— start Material for this exercise —
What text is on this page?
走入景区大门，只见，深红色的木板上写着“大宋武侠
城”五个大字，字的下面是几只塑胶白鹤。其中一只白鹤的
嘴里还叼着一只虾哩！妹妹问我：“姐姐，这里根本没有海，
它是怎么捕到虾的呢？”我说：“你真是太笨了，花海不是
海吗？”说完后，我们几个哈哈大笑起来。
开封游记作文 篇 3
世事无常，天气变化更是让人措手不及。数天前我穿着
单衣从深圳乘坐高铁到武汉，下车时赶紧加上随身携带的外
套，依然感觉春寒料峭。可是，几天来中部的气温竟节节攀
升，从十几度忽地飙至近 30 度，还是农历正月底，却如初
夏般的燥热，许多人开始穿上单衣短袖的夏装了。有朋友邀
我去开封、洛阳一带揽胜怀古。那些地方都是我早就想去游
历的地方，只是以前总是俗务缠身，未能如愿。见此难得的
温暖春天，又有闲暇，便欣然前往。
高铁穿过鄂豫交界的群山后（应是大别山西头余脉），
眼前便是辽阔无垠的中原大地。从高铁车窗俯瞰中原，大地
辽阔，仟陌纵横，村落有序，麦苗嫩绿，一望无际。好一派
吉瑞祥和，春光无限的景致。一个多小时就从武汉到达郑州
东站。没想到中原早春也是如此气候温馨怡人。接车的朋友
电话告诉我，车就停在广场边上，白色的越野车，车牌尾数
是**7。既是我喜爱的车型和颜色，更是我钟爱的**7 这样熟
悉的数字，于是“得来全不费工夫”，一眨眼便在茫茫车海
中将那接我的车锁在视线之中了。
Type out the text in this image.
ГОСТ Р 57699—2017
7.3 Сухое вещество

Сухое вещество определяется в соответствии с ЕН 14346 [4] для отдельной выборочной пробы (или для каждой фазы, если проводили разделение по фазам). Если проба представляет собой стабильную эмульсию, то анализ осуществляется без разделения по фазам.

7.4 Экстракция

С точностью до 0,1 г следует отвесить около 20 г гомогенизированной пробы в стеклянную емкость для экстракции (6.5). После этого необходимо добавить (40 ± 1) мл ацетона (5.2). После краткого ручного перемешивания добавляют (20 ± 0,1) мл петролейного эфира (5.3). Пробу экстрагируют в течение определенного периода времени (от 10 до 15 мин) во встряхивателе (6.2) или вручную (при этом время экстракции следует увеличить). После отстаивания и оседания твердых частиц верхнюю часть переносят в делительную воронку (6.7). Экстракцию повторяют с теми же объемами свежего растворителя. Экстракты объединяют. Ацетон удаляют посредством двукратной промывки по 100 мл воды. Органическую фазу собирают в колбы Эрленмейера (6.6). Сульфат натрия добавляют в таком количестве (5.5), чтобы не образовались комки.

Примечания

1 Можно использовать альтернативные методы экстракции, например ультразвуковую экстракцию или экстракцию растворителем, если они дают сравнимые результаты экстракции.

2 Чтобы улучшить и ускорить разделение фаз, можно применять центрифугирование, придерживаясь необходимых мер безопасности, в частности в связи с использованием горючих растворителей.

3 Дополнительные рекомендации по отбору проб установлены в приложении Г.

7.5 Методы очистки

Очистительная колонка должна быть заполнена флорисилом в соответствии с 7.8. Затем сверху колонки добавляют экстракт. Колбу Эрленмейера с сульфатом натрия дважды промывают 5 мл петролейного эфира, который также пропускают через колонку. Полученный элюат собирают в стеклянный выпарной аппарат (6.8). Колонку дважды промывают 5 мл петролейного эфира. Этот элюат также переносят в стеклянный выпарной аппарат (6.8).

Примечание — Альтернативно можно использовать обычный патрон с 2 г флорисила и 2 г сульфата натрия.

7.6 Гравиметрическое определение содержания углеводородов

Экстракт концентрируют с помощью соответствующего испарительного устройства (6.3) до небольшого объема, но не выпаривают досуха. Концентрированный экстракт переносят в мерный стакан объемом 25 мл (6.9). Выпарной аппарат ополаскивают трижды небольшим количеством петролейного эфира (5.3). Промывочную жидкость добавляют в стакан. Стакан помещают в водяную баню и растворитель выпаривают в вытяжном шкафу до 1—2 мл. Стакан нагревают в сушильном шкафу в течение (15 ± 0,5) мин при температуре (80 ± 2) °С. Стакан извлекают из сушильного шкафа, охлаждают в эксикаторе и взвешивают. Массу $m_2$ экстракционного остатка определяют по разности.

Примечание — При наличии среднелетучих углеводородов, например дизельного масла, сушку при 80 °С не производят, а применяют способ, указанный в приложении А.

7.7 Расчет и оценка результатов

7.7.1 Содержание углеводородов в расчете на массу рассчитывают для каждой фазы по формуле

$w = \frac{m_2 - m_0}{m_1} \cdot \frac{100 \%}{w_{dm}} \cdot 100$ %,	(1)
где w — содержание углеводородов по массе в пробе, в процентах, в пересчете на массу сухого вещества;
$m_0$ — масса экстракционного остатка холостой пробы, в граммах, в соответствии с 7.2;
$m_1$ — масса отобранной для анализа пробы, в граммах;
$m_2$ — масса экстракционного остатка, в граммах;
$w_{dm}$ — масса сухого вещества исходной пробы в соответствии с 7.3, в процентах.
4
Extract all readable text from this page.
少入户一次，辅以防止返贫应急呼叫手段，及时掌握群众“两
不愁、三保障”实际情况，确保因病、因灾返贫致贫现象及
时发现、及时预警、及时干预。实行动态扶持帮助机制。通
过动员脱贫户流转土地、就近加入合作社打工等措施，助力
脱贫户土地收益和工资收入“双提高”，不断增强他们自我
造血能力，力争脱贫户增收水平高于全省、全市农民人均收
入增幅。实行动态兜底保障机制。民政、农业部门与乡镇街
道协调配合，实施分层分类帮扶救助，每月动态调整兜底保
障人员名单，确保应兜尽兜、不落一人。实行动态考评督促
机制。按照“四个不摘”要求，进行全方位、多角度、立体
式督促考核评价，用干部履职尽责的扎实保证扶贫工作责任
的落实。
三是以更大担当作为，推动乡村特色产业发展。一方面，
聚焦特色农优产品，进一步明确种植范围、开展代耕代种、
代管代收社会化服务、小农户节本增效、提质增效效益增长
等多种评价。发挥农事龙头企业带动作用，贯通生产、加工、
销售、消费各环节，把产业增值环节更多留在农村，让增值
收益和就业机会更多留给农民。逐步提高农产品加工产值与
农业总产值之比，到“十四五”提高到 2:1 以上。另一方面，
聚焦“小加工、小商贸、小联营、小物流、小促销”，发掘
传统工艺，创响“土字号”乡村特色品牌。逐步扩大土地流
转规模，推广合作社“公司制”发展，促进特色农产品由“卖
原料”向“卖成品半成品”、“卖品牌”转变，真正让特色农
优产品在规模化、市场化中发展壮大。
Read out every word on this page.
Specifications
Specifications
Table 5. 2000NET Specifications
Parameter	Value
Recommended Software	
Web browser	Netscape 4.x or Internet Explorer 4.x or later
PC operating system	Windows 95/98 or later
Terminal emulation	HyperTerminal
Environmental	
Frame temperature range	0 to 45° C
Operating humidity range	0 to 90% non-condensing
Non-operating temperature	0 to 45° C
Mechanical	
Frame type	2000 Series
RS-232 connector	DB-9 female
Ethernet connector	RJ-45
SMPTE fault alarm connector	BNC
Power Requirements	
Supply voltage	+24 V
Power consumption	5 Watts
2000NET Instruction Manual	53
— end Material for this exercise —
| Exercise goal |
Find the lines above that contain the word "вещества" and collect them.

| Exercise result |
где w — содержание углеводородов по массе в пробе, в процентах, в пересчете на массу сухого вещества;
$w_{dm}$ — масса сухого вещества исходной пробы в соответствии с 7.3, в процентах.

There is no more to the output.